**Written request:** In the thread about Stripe's Veneur, transcribe the passage starting with "This was a pleasant" and going on through "it ~2 years ago.".
** BEGIN Quoted text **
Stripe’s Veneur: A distributed, fault-tolerant pipeline for observability data

109 points by federicoponzi 6 years ago

This was a pleasant surprise to see on Hacker News this morning! I work on the Observability team at Stripe and have been the PM for Veneur (and the rest of our metrics & tracing pipeline work) pretty much since we released it ~2 years ago.

If you're interested in learning more about how Veneur works and why we built it, I gave a talk at Monitorama last year that explains the philosophy behind Veneur[0]. In short, a massive company like Google is able to build their on integrated observability stacks in-house, but almost any other smaller company is going to be relying on an array of open-source tools or third-party vendors for different parts of their observability tooling[1]. When using different tools, there are always going to be gaps between them, which leads to incomplete instrumentation and awkward (inter-)operability. By taking control of the pipeline that processes the data, we're able to provide fully integrated views into different aspects of our observability data.

The Monitorama talk is a year old at this point, so it doesn't cover some of the newer things Veneur has helped us to accomplish, but the core philosophy hasn't changed. I've given updated versions of the talk more recently at CraftConf (in May) and DevOpsDaysMSP (last week), but neither of those videos are online yet.

[0] https://vimeo.com/221049715

[1] e.g. ELK/Papertrail/Splunk for logs, Graphite/Datadog/SignalFx for metrics, and maybe a third tool for tracing if you're lucky.

tchaffee 6 years ago

Am I the only one who is always slightly disappointed that neither the README file on Github nor the landing page at the website tells me why I would want to use the software in question? What problem it solves? Why might "a distributed, fault-tolerant observability pipeline" be interesting to programmers or anyone else? It seems like you've already got to be familiar with the problem space to understand what this is and what need it fulfills.

I'm not picking on this package. I see it all the time.

Can someone here explain to me what the use case is for this software?

jmillikin 6 years ago

The use case: you have more than a hundred machines emitting lots of monitoring data, much of which is uninteresting except in aggregate form. Instead of paying to store millions of data points and then computing the aggregates later, Veneur can calculate things like percentiles itself and only forwards those.
It also has a separate, related purpose as a statsd protocol transport. You run it on the statsd port and it receives standard (or DataDog-extended) UDP traffic, then it forwards metrics via TCP to another backend. This has reliability benefits when operating over a network that might drop UDP packets, such as the public internet.
- tchaffee 6 years ago
  
  Thanks. That's pretty good. Every README needs to start with something like this:
  "If you monitor applications, Veneur can save you money and increase reliability"
  
  mrkurt 6 years ago
  
  That sounds like a startup's elevator pitch, not a README for an OSS project.
** END Quoted text **
** BEGIN Material supplied **
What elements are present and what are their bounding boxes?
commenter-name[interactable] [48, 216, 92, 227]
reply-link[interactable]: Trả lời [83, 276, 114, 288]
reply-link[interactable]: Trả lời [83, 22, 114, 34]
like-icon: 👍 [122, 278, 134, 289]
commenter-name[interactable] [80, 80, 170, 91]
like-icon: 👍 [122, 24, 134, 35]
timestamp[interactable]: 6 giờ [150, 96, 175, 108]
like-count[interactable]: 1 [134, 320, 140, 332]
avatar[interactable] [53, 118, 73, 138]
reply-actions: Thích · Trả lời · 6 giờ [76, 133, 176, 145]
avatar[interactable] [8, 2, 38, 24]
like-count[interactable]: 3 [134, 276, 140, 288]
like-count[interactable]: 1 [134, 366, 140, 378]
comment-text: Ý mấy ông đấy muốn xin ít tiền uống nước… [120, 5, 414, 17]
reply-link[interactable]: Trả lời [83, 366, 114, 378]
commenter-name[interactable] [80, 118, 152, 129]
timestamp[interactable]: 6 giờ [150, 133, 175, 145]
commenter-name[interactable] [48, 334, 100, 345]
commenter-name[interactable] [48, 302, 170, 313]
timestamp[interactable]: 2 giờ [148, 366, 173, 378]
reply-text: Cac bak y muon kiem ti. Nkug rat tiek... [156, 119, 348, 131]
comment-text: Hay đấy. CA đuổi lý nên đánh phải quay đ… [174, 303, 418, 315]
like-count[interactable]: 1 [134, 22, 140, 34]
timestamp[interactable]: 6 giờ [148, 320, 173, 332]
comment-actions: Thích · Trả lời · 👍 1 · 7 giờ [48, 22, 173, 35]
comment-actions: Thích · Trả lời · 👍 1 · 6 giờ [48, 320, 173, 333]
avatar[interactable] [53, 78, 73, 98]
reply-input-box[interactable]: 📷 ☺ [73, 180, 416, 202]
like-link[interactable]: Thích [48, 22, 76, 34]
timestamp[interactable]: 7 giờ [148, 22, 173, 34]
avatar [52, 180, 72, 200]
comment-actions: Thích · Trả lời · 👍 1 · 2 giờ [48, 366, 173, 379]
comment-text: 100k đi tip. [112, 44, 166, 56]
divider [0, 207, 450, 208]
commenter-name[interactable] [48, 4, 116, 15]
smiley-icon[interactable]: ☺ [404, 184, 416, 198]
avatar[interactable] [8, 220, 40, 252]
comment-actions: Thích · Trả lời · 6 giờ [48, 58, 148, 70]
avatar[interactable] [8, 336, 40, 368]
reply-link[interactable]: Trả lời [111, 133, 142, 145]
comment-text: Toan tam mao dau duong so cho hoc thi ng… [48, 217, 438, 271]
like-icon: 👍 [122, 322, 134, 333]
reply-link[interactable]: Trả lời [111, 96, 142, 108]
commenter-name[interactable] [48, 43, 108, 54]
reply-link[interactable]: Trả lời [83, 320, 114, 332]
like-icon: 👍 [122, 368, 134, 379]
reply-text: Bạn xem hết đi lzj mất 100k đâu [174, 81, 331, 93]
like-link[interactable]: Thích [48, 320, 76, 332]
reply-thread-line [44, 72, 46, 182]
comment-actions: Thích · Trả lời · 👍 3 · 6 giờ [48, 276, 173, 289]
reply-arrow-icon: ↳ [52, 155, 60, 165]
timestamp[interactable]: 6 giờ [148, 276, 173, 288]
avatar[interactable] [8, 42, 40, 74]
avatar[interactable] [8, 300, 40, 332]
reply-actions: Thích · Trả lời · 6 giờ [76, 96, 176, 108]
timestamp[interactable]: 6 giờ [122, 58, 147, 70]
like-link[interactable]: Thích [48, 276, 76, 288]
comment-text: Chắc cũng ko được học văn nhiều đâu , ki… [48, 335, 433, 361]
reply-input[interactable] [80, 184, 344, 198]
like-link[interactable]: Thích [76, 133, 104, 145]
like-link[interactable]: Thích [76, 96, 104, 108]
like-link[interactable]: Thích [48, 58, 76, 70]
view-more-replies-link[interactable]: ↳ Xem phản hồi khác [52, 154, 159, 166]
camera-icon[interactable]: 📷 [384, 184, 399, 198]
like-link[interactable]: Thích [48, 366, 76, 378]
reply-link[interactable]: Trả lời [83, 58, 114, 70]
** END Material supplied **
**Exercise output:**
This was a pleasant surprise to see on Hacker News this morning! I work on the Observability team at Stripe and have been the PM for Veneur (and the rest of our metrics & tracing pipeline work) pretty much since we released it ~2 years ago.